Requirement:
Lines that include the word "your" are the ones to copy.

Stored dataset items
>>>
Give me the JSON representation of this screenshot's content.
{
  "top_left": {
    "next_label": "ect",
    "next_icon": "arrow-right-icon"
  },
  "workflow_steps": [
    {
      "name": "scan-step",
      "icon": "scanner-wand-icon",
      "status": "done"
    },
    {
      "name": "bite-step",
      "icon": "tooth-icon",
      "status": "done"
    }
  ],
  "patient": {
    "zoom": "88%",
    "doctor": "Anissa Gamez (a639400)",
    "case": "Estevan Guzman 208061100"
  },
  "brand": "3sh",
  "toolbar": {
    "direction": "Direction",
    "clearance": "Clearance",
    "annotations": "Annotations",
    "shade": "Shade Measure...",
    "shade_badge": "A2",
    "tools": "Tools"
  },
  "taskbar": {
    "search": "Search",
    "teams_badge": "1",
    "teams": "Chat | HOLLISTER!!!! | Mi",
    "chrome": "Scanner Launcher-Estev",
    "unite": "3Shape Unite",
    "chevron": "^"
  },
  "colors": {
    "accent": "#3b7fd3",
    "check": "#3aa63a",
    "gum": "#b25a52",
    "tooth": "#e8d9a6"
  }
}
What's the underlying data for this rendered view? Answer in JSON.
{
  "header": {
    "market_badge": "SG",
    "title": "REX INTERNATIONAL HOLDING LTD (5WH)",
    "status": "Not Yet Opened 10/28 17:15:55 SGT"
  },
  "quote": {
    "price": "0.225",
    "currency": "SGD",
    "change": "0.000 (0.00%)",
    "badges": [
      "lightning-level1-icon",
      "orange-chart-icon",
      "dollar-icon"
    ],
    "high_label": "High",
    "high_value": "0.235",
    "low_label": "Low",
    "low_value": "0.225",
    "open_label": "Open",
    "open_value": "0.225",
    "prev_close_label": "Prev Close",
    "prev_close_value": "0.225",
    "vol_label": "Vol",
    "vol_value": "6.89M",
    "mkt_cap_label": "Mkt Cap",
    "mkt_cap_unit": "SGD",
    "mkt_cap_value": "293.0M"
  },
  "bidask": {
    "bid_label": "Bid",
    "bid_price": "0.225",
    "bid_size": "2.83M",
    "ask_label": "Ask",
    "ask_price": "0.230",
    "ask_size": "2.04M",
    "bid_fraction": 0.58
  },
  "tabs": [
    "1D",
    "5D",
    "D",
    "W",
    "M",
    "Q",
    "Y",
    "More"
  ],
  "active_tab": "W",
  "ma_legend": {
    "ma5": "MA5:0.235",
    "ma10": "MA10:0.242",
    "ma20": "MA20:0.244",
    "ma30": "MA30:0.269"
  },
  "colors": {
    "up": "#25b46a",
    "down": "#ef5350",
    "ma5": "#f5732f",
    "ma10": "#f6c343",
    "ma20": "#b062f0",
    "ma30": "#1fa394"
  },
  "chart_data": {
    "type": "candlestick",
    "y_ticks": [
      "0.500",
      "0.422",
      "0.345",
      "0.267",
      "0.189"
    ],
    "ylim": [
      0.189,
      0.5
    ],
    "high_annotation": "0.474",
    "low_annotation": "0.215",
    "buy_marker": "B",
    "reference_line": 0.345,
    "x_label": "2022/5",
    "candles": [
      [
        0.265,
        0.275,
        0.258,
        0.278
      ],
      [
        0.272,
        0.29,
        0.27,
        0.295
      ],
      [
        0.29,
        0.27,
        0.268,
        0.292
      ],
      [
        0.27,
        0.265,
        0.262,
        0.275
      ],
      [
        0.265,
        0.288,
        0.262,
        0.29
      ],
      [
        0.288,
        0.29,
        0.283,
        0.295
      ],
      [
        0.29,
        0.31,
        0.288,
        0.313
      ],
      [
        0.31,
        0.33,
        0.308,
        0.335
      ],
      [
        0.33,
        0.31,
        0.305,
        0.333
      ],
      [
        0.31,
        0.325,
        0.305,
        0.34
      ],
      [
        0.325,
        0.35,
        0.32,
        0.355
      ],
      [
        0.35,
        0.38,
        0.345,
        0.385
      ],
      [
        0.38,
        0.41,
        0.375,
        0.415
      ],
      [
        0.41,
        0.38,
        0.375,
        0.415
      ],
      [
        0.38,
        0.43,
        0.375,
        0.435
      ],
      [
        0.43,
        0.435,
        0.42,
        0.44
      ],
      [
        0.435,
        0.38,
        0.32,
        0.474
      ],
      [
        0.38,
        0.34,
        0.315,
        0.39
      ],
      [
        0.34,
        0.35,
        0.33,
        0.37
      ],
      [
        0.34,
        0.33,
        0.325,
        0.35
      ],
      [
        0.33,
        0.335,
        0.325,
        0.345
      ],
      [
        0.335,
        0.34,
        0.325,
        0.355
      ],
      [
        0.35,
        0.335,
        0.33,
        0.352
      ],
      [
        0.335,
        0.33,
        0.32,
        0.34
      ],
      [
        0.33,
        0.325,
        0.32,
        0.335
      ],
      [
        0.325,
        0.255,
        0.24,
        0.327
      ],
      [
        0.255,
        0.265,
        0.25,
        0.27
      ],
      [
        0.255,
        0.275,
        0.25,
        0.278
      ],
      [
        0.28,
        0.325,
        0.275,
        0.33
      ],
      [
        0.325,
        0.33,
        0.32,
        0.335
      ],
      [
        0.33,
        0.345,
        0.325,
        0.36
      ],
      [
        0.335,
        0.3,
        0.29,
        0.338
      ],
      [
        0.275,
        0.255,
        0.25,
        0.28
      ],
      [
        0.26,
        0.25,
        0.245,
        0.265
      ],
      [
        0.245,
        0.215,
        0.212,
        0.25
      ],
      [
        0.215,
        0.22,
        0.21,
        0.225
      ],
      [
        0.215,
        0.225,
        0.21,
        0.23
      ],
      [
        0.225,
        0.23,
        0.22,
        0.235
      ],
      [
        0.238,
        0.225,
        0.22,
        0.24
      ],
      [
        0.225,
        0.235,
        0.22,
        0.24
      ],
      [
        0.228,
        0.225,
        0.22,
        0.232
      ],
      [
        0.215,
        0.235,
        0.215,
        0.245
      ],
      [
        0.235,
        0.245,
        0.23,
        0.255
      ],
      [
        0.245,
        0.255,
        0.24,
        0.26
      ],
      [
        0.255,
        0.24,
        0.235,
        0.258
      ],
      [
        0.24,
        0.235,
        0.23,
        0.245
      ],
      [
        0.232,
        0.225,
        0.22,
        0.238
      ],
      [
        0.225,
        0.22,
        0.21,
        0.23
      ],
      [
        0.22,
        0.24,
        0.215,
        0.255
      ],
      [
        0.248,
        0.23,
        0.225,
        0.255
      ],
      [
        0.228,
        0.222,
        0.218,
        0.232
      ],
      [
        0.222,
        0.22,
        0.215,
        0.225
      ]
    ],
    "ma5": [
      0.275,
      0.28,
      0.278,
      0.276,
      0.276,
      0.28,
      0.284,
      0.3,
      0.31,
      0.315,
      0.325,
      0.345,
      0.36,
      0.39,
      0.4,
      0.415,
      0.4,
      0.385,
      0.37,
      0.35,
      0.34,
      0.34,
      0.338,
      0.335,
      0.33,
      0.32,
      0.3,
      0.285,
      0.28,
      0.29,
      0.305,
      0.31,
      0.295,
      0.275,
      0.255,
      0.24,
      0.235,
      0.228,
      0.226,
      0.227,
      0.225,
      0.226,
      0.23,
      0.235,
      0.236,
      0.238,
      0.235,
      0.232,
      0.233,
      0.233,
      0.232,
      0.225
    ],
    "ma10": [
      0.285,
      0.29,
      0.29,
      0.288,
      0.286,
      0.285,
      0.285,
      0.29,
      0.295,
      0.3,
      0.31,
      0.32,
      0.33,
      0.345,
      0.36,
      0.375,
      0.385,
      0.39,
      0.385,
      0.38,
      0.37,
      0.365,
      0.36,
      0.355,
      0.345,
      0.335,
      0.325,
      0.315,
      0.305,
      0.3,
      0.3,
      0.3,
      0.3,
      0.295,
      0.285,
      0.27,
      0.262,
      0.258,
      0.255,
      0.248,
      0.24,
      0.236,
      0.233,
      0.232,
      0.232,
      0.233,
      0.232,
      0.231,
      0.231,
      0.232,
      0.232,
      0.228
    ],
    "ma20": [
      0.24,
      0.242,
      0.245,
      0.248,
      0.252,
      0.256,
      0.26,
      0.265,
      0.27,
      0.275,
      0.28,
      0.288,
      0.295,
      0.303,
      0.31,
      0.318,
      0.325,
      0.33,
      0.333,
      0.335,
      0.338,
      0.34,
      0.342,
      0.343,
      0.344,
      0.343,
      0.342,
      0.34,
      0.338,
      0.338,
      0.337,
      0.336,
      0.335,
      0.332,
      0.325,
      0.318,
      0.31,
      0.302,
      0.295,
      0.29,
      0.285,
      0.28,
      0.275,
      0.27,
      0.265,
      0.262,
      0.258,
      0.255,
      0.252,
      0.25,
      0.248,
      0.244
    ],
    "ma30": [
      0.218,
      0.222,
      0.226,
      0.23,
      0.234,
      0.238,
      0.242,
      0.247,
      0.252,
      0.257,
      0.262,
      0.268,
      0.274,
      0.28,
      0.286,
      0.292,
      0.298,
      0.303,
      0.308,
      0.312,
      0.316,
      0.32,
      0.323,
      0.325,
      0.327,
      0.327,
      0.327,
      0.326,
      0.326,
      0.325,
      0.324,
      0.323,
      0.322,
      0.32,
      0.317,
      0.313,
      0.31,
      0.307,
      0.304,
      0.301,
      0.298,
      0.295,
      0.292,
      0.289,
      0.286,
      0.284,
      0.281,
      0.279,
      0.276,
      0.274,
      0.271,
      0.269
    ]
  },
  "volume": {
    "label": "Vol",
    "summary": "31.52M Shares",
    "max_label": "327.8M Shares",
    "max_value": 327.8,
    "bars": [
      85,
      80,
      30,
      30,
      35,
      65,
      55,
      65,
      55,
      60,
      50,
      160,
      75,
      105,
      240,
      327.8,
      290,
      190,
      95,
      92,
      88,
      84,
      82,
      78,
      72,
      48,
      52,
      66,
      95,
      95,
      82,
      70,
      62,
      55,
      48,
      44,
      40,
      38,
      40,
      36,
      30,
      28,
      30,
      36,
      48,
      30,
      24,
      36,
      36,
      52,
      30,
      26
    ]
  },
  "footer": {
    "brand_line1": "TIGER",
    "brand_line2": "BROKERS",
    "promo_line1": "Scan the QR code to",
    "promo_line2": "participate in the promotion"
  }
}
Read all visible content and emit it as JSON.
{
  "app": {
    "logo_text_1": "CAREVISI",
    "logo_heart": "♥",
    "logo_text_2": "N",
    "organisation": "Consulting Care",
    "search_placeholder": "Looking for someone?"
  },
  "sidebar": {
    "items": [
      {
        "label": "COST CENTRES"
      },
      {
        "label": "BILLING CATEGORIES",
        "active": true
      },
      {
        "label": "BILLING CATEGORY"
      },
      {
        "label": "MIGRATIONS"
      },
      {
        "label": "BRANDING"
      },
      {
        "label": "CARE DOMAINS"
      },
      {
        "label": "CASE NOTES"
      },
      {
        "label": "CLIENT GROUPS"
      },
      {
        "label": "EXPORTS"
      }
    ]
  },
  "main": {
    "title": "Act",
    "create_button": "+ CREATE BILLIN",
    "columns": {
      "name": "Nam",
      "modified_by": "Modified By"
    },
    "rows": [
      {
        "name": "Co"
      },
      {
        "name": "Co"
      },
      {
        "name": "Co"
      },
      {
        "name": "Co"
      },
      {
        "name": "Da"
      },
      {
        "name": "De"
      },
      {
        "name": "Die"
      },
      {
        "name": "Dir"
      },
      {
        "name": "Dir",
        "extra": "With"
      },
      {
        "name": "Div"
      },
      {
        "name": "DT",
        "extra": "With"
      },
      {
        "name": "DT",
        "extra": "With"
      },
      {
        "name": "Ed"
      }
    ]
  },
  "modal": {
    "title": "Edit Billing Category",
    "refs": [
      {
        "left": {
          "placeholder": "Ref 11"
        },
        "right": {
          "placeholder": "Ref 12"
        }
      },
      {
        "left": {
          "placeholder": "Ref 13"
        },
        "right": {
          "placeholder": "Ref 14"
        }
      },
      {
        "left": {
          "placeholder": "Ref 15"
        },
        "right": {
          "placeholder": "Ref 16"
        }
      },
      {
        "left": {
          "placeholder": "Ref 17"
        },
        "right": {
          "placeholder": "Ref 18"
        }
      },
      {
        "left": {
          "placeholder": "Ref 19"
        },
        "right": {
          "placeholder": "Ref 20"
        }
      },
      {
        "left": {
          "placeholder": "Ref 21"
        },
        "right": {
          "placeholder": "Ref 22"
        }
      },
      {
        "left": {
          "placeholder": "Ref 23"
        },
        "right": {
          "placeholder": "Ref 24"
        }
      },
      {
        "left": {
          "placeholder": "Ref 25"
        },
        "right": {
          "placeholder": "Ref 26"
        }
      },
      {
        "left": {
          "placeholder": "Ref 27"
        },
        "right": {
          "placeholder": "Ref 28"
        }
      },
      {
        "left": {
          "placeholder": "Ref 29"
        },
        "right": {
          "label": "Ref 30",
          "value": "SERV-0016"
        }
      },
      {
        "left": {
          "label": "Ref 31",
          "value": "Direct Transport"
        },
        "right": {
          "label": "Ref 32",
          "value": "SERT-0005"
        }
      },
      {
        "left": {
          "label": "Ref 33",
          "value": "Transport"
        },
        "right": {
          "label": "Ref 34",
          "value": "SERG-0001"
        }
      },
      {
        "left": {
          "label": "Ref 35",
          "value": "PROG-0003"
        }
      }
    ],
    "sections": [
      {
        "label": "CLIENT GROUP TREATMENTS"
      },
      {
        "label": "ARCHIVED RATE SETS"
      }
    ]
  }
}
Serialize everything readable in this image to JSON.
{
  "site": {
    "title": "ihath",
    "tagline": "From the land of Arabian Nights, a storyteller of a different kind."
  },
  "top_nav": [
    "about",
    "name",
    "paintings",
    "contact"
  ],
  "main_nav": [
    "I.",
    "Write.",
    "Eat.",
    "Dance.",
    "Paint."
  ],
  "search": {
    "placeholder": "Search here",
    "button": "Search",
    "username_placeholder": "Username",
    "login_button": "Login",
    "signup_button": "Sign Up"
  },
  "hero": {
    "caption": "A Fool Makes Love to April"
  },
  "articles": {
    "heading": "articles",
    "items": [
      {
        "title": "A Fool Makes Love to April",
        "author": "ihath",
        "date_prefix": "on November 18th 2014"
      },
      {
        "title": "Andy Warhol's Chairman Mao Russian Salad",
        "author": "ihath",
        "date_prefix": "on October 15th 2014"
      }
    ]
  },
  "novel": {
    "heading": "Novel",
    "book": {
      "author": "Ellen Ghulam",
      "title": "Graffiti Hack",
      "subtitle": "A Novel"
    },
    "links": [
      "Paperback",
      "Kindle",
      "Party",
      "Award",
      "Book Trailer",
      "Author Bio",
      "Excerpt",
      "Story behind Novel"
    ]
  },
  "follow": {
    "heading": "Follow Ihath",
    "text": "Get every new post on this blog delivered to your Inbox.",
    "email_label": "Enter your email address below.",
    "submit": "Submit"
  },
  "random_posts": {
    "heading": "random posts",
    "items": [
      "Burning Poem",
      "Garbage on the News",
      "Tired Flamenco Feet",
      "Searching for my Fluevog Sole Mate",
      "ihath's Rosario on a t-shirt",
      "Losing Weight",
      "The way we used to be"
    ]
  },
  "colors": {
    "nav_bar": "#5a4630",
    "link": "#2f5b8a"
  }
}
<<<
The result:
    "text": "Get every new post on this blog delivered to your Inbox.",
    "email_label": "Enter your email address below.",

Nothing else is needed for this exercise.